◆ **Goal of the exercise**
Output the entries below without any alteration.

○ ○ ○ ○ ○ ○ ○

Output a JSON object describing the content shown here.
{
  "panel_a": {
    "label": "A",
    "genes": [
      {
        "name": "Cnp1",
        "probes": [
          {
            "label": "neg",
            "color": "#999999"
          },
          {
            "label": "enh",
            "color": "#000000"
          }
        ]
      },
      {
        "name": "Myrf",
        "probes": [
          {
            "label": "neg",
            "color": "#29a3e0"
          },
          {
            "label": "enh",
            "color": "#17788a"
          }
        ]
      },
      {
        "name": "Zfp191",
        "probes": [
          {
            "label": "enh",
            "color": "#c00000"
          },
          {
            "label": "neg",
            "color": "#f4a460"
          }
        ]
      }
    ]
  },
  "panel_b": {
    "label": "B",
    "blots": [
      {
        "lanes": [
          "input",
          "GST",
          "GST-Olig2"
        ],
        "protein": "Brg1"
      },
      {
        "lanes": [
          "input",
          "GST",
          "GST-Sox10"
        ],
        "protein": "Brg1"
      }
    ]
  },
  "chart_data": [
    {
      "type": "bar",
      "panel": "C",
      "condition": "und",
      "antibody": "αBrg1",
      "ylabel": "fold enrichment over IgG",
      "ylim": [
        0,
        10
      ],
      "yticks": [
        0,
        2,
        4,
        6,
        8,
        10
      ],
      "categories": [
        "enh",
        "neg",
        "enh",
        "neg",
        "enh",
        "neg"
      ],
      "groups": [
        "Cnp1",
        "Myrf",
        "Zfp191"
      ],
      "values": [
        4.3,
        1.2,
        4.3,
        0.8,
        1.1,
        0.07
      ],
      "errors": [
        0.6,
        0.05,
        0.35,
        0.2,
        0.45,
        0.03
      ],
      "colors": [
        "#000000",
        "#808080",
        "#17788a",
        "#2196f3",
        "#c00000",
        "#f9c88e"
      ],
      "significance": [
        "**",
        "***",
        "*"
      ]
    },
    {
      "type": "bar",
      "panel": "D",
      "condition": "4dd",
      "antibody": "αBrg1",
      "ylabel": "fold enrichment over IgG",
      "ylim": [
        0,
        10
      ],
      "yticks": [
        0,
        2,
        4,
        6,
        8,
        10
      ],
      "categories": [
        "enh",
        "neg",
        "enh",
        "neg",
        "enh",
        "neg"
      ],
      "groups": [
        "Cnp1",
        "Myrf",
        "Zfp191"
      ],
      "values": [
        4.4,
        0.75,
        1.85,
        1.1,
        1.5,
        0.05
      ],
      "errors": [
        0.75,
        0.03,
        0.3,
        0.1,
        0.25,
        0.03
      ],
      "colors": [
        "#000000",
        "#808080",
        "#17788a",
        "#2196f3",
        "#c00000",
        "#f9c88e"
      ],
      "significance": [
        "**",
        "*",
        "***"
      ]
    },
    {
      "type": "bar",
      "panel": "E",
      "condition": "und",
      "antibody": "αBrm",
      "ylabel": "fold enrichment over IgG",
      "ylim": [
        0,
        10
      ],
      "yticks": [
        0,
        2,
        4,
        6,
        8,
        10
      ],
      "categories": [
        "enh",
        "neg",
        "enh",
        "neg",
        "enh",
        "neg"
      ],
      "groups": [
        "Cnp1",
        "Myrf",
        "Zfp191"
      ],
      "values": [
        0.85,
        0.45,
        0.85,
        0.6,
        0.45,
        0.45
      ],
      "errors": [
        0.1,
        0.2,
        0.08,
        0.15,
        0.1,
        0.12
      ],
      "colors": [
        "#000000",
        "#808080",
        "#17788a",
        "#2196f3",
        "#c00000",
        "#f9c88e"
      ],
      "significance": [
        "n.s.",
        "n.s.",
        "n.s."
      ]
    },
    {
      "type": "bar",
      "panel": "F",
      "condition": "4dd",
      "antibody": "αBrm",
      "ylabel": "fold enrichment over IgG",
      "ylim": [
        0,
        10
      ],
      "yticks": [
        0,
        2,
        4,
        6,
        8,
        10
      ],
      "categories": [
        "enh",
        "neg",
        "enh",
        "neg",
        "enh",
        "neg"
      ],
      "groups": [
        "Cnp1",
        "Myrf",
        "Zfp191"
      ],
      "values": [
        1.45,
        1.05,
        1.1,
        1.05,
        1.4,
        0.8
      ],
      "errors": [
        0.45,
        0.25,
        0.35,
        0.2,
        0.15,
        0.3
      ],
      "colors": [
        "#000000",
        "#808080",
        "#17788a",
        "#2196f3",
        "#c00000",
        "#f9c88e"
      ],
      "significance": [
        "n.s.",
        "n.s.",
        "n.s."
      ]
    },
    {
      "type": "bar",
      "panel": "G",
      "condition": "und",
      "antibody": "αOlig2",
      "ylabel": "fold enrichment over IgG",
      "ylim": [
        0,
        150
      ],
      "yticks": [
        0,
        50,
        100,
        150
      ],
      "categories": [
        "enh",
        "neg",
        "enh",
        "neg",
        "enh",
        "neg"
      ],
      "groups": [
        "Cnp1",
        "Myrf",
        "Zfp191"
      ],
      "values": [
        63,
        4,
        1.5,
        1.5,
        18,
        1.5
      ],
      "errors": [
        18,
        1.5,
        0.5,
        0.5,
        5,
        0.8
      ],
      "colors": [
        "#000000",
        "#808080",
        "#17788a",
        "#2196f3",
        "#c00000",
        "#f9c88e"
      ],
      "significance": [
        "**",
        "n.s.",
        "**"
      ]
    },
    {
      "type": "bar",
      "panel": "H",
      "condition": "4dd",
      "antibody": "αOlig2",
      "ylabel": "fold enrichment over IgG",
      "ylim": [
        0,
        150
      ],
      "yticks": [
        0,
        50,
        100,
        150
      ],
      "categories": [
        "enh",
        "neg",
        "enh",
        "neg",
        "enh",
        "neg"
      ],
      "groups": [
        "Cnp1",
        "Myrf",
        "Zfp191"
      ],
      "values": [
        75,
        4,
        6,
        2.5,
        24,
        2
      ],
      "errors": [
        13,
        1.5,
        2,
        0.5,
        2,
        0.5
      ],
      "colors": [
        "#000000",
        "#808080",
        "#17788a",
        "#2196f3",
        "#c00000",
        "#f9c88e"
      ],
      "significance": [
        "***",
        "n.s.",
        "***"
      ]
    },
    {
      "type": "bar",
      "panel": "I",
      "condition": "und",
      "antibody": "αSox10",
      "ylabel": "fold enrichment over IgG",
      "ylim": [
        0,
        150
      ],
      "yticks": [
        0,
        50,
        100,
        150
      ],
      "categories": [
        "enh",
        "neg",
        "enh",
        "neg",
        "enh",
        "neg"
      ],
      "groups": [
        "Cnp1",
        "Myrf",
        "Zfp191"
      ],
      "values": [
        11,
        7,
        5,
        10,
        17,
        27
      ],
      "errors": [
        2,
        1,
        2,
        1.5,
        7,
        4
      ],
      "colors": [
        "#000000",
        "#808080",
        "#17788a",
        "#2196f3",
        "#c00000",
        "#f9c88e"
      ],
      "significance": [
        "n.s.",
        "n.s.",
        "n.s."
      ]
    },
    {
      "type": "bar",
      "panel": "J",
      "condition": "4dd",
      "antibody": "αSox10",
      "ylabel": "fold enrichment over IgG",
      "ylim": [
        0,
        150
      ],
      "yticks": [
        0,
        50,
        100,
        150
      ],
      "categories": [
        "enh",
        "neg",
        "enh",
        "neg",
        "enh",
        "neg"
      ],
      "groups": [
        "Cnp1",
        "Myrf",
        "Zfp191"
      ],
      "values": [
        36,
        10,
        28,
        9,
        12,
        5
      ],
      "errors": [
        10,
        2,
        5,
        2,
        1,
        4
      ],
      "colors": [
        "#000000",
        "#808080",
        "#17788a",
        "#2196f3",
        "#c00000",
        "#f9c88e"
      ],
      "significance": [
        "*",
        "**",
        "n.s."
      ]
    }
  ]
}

○ ○ ○ ○ ○ ○ ○

◆ **Expected output**
Output a JSON object describing the content shown here.
{
  "panel_a": {
    "label": "A",
    "genes": [
      {
        "name": "Cnp1",
        "probes": [
          {
            "label": "neg",
            "color": "#999999"
          },
          {
            "label": "enh",
            "color": "#000000"
          }
        ]
      },
      {
        "name": "Myrf",
        "probes": [
          {
            "label": "neg",
            "color": "#29a3e0"
          },
          {
            "label": "enh",
            "color": "#17788a"
          }
        ]
      },
      {
        "name": "Zfp191",
        "probes": [
          {
            "label": "enh",
            "color": "#c00000"
          },
          {
            "label": "neg",
            "color": "#f4a460"
          }
        ]
      }
    ]
  },
  "panel_b": {
    "label": "B",
    "blots": [
      {
        "lanes": [
          "input",
          "GST",
          "GST-Olig2"
        ],
        "protein": "Brg1"
      },
      {
        "lanes": [
          "input",
          "GST",
          "GST-Sox10"
        ],
        "protein": "Brg1"
      }
    ]
  },
  "chart_data": [
    {
      "type": "bar",
      "panel": "C",
      "condition": "und",
      "antibody": "αBrg1",
      "ylabel": "fold enrichment over IgG",
      "ylim": [
        0,
        10
      ],
      "yticks": [
        0,
        2,
        4,
        6,
        8,
        10
      ],
      "categories": [
        "enh",
        "neg",
        "enh",
        "neg",
        "enh",
        "neg"
      ],
      "groups": [
        "Cnp1",
        "Myrf",
        "Zfp191"
      ],
      "values": [
        4.3,
        1.2,
        4.3,
        0.8,
        1.1,
        0.07
      ],
      "errors": [
        0.6,
        0.05,
        0.35,
        0.2,
        0.45,
        0.03
      ],
      "colors": [
        "#000000",
        "#808080",
        "#17788a",
        "#2196f3",
        "#c00000",
        "#f9c88e"
      ],
      "significance": [
        "**",
        "***",
        "*"
      ]
    },
    {
      "type": "bar",
      "panel": "D",
      "condition": "4dd",
      "antibody": "αBrg1",
      "ylabel": "fold enrichment over IgG",
      "ylim": [
        0,
        10
      ],
      "yticks": [
        0,
        2,
        4,
        6,
        8,
        10
      ],
      "categories": [
        "enh",
        "neg",
        "enh",
        "neg",
        "enh",
        "neg"
      ],
      "groups": [
        "Cnp1",
        "Myrf",
        "Zfp191"
      ],
      "values": [
        4.4,
        0.75,
        1.85,
        1.1,
        1.5,
        0.05
      ],
      "errors": [
        0.75,
        0.03,
        0.3,
        0.1,
        0.25,
        0.03
      ],
      "colors": [
        "#000000",
        "#808080",
        "#17788a",
        "#2196f3",
        "#c00000",
        "#f9c88e"
      ],
      "significance": [
        "**",
        "*",
        "***"
      ]
    },
    {
      "type": "bar",
      "panel": "E",
      "condition": "und",
      "antibody": "αBrm",
      "ylabel": "fold enrichment over IgG",
      "ylim": [
        0,
        10
      ],
      "yticks": [
        0,
        2,
        4,
        6,
        8,
        10
      ],
      "categories": [
        "enh",
        "neg",
        "enh",
        "neg",
        "enh",
        "neg"
      ],
      "groups": [
        "Cnp1",
        "Myrf",
        "Zfp191"
      ],
      "values": [
        0.85,
        0.45,
        0.85,
        0.6,
        0.45,
        0.45
      ],
      "errors": [
        0.1,
        0.2,
        0.08,
        0.15,
        0.1,
        0.12
      ],
      "colors": [
        "#000000",
        "#808080",
        "#17788a",
        "#2196f3",
        "#c00000",
        "#f9c88e"
      ],
      "significance": [
        "n.s.",
        "n.s.",
        "n.s."
      ]
    },
    {
      "type": "bar",
      "panel": "F",
      "condition": "4dd",
      "antibody": "αBrm",
      "ylabel": "fold enrichment over IgG",
      "ylim": [
        0,
        10
      ],
      "yticks": [
        0,
        2,
        4,
        6,
        8,
        10
      ],
      "categories": [
        "enh",
        "neg",
        "enh",
        "neg",
        "enh",
        "neg"
      ],
      "groups": [
        "Cnp1",
        "Myrf",
        "Zfp191"
      ],
      "values": [
        1.45,
        1.05,
        1.1,
        1.05,
        1.4,
        0.8
      ],
      "errors": [
        0.45,
        0.25,
        0.35,
        0.2,
        0.15,
        0.3
      ],
      "colors": [
        "#000000",
        "#808080",
        "#17788a",
        "#2196f3",
        "#c00000",
        "#f9c88e"
      ],
      "significance": [
        "n.s.",
        "n.s.",
        "n.s."
      ]
    },
    {
      "type": "bar",
      "panel": "G",
      "condition": "und",
      "antibody": "αOlig2",
      "ylabel": "fold enrichment over IgG",
      "ylim": [
        0,
        150
      ],
      "yticks": [
        0,
        50,
        100,
        150
      ],
      "categories": [
        "enh",
        "neg",
        "enh",
        "neg",
        "enh",
        "neg"
      ],
      "groups": [
        "Cnp1",
        "Myrf",
        "Zfp191"
      ],
      "values": [
        63,
        4,
        1.5,
        1.5,
        18,
        1.5
      ],
      "errors": [
        18,
        1.5,
        0.5,
        0.5,
        5,
        0.8
      ],
      "colors": [
        "#000000",
        "#808080",
        "#17788a",
        "#2196f3",
        "#c00000",
        "#f9c88e"
      ],
      "significance": [
        "**",
        "n.s.",
        "**"
      ]
    },
    {
      "type": "bar",
      "panel": "H",
      "condition": "4dd",
      "antibody": "αOlig2",
      "ylabel": "fold enrichment over IgG",
      "ylim": [
        0,
        150
      ],
      "yticks": [
        0,
        50,
        100,
        150
      ],
      "categories": [
        "enh",
        "neg",
        "enh",
        "neg",
        "enh",
        "neg"
      ],
      "groups": [
        "Cnp1",
        "Myrf",
        "Zfp191"
      ],
      "values": [
        75,
        4,
        6,
        2.5,
        24,
        2
      ],
      "errors": [
        13,
        1.5,
        2,
        0.5,
        2,
        0.5
      ],
      "colors": [
        "#000000",
        "#808080",
        "#17788a",
        "#2196f3",
        "#c00000",
        "#f9c88e"
      ],
      "significance": [
        "***",
        "n.s.",
        "***"
      ]
    },
    {
      "type": "bar",
      "panel": "I",
      "condition": "und",
      "antibody": "αSox10",
      "ylabel": "fold enrichment over IgG",
      "ylim": [
        0,
        150
      ],
      "yticks": [
        0,
        50,
        100,
        150
      ],
      "categories": [
        "enh",
        "neg",
        "enh",
        "neg",
        "enh",
        "neg"
      ],
      "groups": [
        "Cnp1",
        "Myrf",
        "Zfp191"
      ],
      "values": [
        11,
        7,
        5,
        10,
        17,
        27
      ],
      "errors": [
        2,
        1,
        2,
        1.5,
        7,
        4
      ],
      "colors": [
        "#000000",
        "#808080",
        "#17788a",
        "#2196f3",
        "#c00000",
        "#f9c88e"
      ],
      "significance": [
        "n.s.",
        "n.s.",
        "n.s."
      ]
    },
    {
      "type": "bar",
      "panel": "J",
      "condition": "4dd",
      "antibody": "αSox10",
      "ylabel": "fold enrichment over IgG",
      "ylim": [
        0,
        150
      ],
      "yticks": [
        0,
        50,
        100,
        150
      ],
      "categories": [
        "enh",
        "neg",
        "enh",
        "neg",
        "enh",
        "neg"
      ],
      "groups": [
        "Cnp1",
        "Myrf",
        "Zfp191"
      ],
      "values": [
        36,
        10,
        28,
        9,
        12,
        5
      ],
      "errors": [
        10,
        2,
        5,
        2,
        1,
        4
      ],
      "colors": [
        "#000000",
        "#808080",
        "#17788a",
        "#2196f3",
        "#c00000",
        "#f9c88e"
      ],
      "significance": [
        "*",
        "**",
        "n.s."
      ]
    }
  ]
}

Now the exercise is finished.